Rows from a figure dataset
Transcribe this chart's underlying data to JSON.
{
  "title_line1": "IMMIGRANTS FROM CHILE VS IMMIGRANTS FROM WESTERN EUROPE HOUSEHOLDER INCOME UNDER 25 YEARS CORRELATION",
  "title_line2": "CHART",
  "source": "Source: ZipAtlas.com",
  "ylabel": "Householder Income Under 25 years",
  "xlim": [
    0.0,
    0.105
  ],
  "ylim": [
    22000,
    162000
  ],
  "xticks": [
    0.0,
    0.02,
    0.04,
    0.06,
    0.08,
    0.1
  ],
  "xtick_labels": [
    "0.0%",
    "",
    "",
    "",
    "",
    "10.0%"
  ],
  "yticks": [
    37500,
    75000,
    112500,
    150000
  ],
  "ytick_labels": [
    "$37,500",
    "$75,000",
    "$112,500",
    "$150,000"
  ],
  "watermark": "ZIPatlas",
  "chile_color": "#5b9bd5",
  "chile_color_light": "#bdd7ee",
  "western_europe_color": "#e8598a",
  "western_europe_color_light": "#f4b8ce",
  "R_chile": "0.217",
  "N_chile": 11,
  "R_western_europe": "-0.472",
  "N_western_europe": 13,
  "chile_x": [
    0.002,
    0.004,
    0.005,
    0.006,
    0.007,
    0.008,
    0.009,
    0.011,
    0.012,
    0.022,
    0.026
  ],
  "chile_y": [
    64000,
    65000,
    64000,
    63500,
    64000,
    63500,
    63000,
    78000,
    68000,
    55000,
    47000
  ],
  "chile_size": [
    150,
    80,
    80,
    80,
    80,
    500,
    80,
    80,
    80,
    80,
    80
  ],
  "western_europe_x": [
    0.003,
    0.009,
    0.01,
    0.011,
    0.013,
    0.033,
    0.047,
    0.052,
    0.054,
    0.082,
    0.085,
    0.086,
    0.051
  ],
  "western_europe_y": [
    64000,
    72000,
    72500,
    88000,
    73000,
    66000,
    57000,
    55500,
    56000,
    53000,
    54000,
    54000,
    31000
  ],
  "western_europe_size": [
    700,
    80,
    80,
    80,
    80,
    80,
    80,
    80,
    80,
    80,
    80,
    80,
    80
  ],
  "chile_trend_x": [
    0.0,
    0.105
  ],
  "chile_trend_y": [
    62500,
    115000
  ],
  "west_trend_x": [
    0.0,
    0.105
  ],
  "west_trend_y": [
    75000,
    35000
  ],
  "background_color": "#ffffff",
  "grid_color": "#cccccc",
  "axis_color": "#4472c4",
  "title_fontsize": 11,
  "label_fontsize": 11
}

EXERCISE REQUIREMENTS — Extract the complete listing above, reproducing each line exactly.

FINISHED TASK —
Transcribe this chart's underlying data to JSON.
{
  "title_line1": "IMMIGRANTS FROM CHILE VS IMMIGRANTS FROM WESTERN EUROPE HOUSEHOLDER INCOME UNDER 25 YEARS CORRELATION",
  "title_line2": "CHART",
  "source": "Source: ZipAtlas.com",
  "ylabel": "Householder Income Under 25 years",
  "xlim": [
    0.0,
    0.105
  ],
  "ylim": [
    22000,
    162000
  ],
  "xticks": [
    0.0,
    0.02,
    0.04,
    0.06,
    0.08,
    0.1
  ],
  "xtick_labels": [
    "0.0%",
    "",
    "",
    "",
    "",
    "10.0%"
  ],
  "yticks": [
    37500,
    75000,
    112500,
    150000
  ],
  "ytick_labels": [
    "$37,500",
    "$75,000",
    "$112,500",
    "$150,000"
  ],
  "watermark": "ZIPatlas",
  "chile_color": "#5b9bd5",
  "chile_color_light": "#bdd7ee",
  "western_europe_color": "#e8598a",
  "western_europe_color_light": "#f4b8ce",
  "R_chile": "0.217",
  "N_chile": 11,
  "R_western_europe": "-0.472",
  "N_western_europe": 13,
  "chile_x": [
    0.002,
    0.004,
    0.005,
    0.006,
    0.007,
    0.008,
    0.009,
    0.011,
    0.012,
    0.022,
    0.026
  ],
  "chile_y": [
    64000,
    65000,
    64000,
    63500,
    64000,
    63500,
    63000,
    78000,
    68000,
    55000,
    47000
  ],
  "chile_size": [
    150,
    80,
    80,
    80,
    80,
    500,
    80,
    80,
    80,
    80,
    80
  ],
  "western_europe_x": [
    0.003,
    0.009,
    0.01,
    0.011,
    0.013,
    0.033,
    0.047,
    0.052,
    0.054,
    0.082,
    0.085,
    0.086,
    0.051
  ],
  "western_europe_y": [
    64000,
    72000,
    72500,
    88000,
    73000,
    66000,
    57000,
    55500,
    56000,
    53000,
    54000,
    54000,
    31000
  ],
  "western_europe_size": [
    700,
    80,
    80,
    80,
    80,
    80,
    80,
    80,
    80,
    80,
    80,
    80,
    80
  ],
  "chile_trend_x": [
    0.0,
    0.105
  ],
  "chile_trend_y": [
    62500,
    115000
  ],
  "west_trend_x": [
    0.0,
    0.105
  ],
  "west_trend_y": [
    75000,
    35000
  ],
  "background_color": "#ffffff",
  "grid_color": "#cccccc",
  "axis_color": "#4472c4",
  "title_fontsize": 11,
  "label_fontsize": 11
}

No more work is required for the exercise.